What is needed :: Pick out each line containing the string "大一的新学期计划".

________________

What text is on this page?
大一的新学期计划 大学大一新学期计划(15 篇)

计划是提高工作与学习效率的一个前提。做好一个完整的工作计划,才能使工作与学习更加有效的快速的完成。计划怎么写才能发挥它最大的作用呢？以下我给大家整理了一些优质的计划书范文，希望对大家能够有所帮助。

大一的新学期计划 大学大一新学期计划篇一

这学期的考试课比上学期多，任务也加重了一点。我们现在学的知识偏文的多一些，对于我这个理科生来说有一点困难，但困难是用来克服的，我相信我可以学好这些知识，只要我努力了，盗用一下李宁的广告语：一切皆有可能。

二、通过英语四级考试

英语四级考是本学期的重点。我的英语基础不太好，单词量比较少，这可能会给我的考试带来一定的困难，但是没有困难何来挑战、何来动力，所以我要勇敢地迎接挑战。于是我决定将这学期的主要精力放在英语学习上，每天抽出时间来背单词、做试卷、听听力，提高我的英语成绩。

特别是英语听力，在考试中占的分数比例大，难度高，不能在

________________

Answer to the task ::
大一的新学期计划 大学大一新学期计划(15 篇)
大一的新学期计划 大学大一新学期计划篇一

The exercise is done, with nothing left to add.